● Directions for this task: Below is a listing to transcribe in full and exactly; keep the pictures out.

Dataset records
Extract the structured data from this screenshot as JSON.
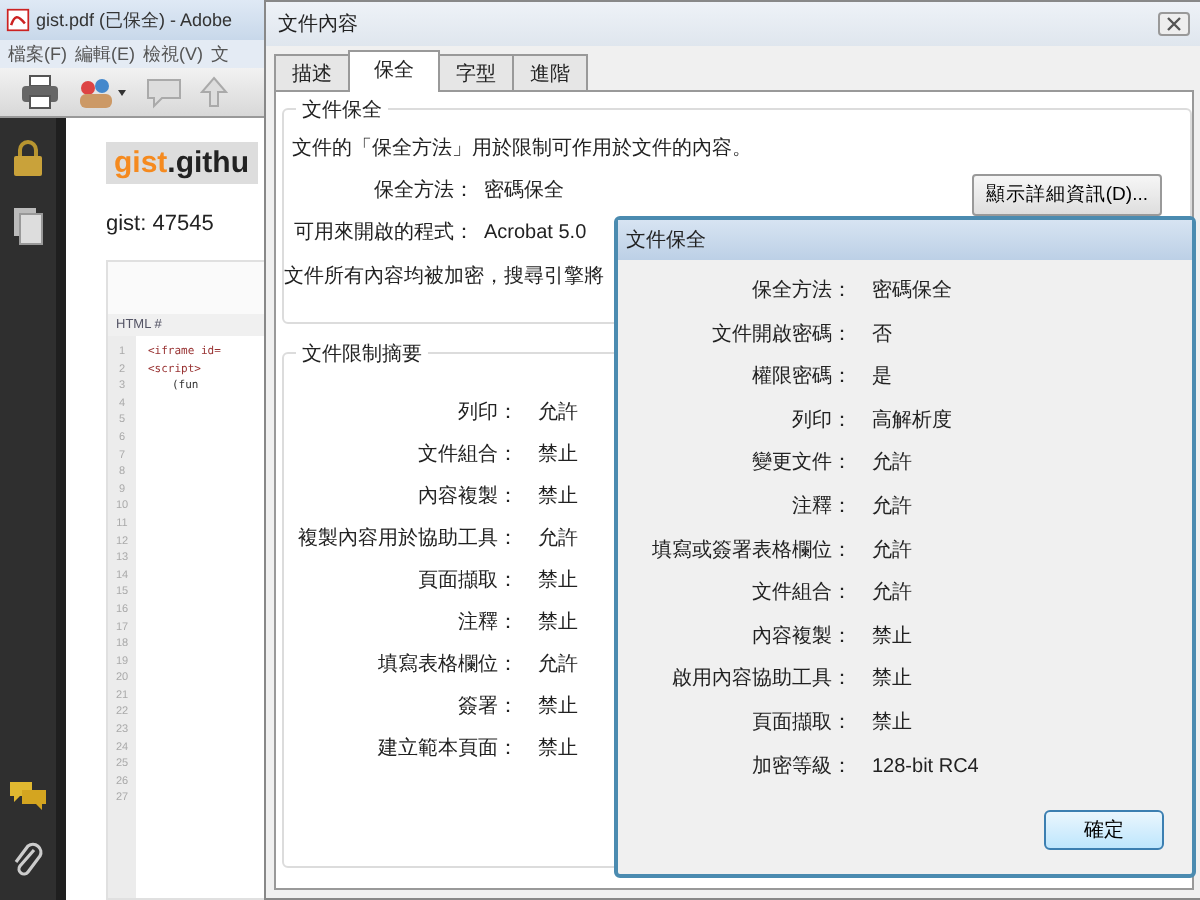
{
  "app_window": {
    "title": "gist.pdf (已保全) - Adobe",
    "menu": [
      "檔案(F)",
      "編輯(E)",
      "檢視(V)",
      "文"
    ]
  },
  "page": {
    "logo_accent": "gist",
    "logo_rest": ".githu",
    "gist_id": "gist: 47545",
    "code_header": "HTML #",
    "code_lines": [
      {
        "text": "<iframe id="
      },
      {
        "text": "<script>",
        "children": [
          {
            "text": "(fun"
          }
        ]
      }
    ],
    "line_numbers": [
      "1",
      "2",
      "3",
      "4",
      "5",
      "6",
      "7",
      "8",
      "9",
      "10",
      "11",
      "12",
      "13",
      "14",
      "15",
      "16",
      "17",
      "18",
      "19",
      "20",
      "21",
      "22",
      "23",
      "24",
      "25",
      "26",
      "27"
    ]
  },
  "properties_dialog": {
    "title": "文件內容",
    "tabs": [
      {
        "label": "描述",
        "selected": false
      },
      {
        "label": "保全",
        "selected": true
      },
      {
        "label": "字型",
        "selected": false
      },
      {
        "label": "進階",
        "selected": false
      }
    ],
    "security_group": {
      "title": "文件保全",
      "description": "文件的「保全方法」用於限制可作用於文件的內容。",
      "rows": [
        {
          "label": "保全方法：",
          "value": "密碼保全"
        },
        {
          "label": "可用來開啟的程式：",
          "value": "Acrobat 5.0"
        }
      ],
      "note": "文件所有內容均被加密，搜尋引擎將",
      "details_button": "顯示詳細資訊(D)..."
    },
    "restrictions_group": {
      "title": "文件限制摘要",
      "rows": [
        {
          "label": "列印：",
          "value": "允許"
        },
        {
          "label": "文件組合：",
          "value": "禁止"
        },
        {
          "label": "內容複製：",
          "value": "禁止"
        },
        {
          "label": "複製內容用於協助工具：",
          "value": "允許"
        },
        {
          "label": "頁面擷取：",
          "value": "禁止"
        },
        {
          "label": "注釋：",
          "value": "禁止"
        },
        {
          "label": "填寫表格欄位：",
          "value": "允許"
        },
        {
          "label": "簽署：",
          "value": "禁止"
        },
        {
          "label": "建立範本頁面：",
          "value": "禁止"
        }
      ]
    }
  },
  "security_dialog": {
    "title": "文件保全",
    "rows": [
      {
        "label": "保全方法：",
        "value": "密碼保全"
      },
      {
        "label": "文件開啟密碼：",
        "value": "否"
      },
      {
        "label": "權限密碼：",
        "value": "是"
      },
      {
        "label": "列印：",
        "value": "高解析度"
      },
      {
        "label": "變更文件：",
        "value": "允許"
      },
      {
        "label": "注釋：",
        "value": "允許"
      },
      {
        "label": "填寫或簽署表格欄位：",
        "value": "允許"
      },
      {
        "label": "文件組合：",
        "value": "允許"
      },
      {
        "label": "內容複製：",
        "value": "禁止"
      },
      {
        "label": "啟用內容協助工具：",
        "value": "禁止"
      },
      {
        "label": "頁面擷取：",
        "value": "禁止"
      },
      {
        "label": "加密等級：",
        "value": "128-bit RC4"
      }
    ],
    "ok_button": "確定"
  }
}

● Output of the exercise:
Extract the structured data from this screenshot as JSON.
{
  "app_window": {
    "title": "gist.pdf (已保全) - Adobe",
    "menu": [
      "檔案(F)",
      "編輯(E)",
      "檢視(V)",
      "文"
    ]
  },
  "page": {
    "logo_accent": "gist",
    "logo_rest": ".githu",
    "gist_id": "gist: 47545",
    "code_header": "HTML #",
    "code_lines": [
      {
        "text": "<iframe id="
      },
      {
        "text": "<script>",
        "children": [
          {
            "text": "(fun"
          }
        ]
      }
    ],
    "line_numbers": [
      "1",
      "2",
      "3",
      "4",
      "5",
      "6",
      "7",
      "8",
      "9",
      "10",
      "11",
      "12",
      "13",
      "14",
      "15",
      "16",
      "17",
      "18",
      "19",
      "20",
      "21",
      "22",
      "23",
      "24",
      "25",
      "26",
      "27"
    ]
  },
  "properties_dialog": {
    "title": "文件內容",
    "tabs": [
      {
        "label": "描述",
        "selected": false
      },
      {
        "label": "保全",
        "selected": true
      },
      {
        "label": "字型",
        "selected": false
      },
      {
        "label": "進階",
        "selected": false
      }
    ],
    "security_group": {
      "title": "文件保全",
      "description": "文件的「保全方法」用於限制可作用於文件的內容。",
      "rows": [
        {
          "label": "保全方法：",
          "value": "密碼保全"
        },
        {
          "label": "可用來開啟的程式：",
          "value": "Acrobat 5.0"
        }
      ],
      "note": "文件所有內容均被加密，搜尋引擎將",
      "details_button": "顯示詳細資訊(D)..."
    },
    "restrictions_group": {
      "title": "文件限制摘要",
      "rows": [
        {
          "label": "列印：",
          "value": "允許"
        },
        {
          "label": "文件組合：",
          "value": "禁止"
        },
        {
          "label": "內容複製：",
          "value": "禁止"
        },
        {
          "label": "複製內容用於協助工具：",
          "value": "允許"
        },
        {
          "label": "頁面擷取：",
          "value": "禁止"
        },
        {
          "label": "注釋：",
          "value": "禁止"
        },
        {
          "label": "填寫表格欄位：",
          "value": "允許"
        },
        {
          "label": "簽署：",
          "value": "禁止"
        },
        {
          "label": "建立範本頁面：",
          "value": "禁止"
        }
      ]
    }
  },
  "security_dialog": {
    "title": "文件保全",
    "rows": [
      {
        "label": "保全方法：",
        "value": "密碼保全"
      },
      {
        "label": "文件開啟密碼：",
        "value": "否"
      },
      {
        "label": "權限密碼：",
        "value": "是"
      },
      {
        "label": "列印：",
        "value": "高解析度"
      },
      {
        "label": "變更文件：",
        "value": "允許"
      },
      {
        "label": "注釋：",
        "value": "允許"
      },
      {
        "label": "填寫或簽署表格欄位：",
        "value": "允許"
      },
      {
        "label": "文件組合：",
        "value": "允許"
      },
      {
        "label": "內容複製：",
        "value": "禁止"
      },
      {
        "label": "啟用內容協助工具：",
        "value": "禁止"
      },
      {
        "label": "頁面擷取：",
        "value": "禁止"
      },
      {
        "label": "加密等級：",
        "value": "128-bit RC4"
      }
    ],
    "ok_button": "確定"
  }
}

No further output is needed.